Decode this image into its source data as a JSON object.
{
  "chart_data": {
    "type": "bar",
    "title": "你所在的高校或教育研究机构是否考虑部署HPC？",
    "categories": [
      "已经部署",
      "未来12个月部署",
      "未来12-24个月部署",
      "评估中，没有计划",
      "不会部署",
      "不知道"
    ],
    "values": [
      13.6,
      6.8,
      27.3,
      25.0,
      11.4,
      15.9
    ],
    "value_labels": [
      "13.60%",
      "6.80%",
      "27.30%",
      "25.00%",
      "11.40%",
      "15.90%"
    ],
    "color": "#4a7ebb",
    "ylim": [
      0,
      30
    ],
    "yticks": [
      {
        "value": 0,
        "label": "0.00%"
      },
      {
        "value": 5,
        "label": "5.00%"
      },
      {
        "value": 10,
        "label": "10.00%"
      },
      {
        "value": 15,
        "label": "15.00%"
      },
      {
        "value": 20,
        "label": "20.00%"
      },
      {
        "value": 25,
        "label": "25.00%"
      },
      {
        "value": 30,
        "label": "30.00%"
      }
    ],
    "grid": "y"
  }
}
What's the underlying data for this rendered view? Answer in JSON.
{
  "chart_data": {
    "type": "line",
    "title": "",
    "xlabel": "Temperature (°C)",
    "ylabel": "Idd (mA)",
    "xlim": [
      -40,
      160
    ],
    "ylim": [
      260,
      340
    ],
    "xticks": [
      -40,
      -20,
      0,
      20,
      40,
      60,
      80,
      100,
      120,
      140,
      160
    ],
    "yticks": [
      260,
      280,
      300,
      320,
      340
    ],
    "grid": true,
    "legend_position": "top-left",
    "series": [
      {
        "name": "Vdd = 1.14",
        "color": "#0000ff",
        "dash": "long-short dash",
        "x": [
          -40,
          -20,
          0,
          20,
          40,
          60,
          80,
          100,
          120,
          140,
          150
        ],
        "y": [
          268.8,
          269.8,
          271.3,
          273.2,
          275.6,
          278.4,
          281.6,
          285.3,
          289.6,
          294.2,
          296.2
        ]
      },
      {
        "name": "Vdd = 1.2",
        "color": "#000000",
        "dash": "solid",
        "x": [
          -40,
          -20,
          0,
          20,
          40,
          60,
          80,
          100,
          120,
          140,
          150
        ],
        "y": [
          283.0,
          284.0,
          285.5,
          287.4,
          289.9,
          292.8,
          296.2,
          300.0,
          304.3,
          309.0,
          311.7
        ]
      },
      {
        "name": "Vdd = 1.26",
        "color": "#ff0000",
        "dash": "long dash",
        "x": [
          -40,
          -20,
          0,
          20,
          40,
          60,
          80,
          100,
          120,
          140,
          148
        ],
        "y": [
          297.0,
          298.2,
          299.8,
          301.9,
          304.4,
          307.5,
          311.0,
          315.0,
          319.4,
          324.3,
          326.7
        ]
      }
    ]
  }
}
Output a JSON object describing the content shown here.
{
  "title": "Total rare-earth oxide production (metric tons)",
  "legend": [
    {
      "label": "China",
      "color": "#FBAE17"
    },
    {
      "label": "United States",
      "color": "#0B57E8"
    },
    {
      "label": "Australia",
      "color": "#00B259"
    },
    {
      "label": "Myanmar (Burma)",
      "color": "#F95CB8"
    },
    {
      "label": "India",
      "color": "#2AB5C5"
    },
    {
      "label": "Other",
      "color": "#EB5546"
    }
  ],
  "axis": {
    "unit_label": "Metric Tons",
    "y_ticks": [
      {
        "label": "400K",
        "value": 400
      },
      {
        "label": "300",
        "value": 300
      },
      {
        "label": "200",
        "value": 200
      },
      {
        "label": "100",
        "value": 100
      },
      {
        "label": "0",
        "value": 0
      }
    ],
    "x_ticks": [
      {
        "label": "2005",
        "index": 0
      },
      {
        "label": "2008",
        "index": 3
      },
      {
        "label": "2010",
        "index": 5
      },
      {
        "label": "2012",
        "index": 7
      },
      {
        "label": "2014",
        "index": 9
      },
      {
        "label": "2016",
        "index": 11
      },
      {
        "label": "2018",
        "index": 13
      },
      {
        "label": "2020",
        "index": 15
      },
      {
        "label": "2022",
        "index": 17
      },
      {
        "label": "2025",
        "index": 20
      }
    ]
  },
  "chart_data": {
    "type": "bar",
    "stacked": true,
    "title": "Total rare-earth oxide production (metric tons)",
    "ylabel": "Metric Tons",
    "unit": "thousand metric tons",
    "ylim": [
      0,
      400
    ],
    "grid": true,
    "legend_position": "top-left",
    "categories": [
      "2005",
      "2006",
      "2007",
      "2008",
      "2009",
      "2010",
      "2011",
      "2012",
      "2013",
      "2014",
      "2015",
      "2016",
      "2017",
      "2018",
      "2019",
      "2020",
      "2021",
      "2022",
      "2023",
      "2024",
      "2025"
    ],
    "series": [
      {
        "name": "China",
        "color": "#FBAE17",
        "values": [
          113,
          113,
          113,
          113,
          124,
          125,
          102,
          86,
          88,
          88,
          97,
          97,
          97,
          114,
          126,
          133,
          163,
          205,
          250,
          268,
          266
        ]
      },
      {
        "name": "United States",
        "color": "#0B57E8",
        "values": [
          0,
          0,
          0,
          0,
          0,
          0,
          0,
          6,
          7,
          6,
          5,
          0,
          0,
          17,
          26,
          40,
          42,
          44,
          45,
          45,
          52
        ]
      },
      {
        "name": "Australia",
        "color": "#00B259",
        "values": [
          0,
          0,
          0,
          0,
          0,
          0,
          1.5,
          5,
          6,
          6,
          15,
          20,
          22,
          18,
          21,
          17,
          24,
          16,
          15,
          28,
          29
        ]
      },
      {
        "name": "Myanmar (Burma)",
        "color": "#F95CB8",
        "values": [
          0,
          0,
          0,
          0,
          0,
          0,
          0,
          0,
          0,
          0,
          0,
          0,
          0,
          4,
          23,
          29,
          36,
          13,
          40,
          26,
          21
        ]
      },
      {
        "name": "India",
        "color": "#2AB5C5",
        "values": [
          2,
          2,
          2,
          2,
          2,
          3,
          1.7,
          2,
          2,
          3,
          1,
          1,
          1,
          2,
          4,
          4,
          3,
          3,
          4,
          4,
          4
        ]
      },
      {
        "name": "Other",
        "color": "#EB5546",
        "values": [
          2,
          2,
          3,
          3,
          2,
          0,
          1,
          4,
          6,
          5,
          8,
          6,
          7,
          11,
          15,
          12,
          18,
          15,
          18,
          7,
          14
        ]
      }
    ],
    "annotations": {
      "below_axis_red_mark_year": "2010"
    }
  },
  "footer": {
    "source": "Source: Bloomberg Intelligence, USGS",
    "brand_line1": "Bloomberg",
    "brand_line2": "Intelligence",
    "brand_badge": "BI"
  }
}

··········

Task goal:
Extract every line above containing the word "object".

Reply to the task:
Decode this image into its source data as a JSON object.
Output a JSON object describing the content shown here.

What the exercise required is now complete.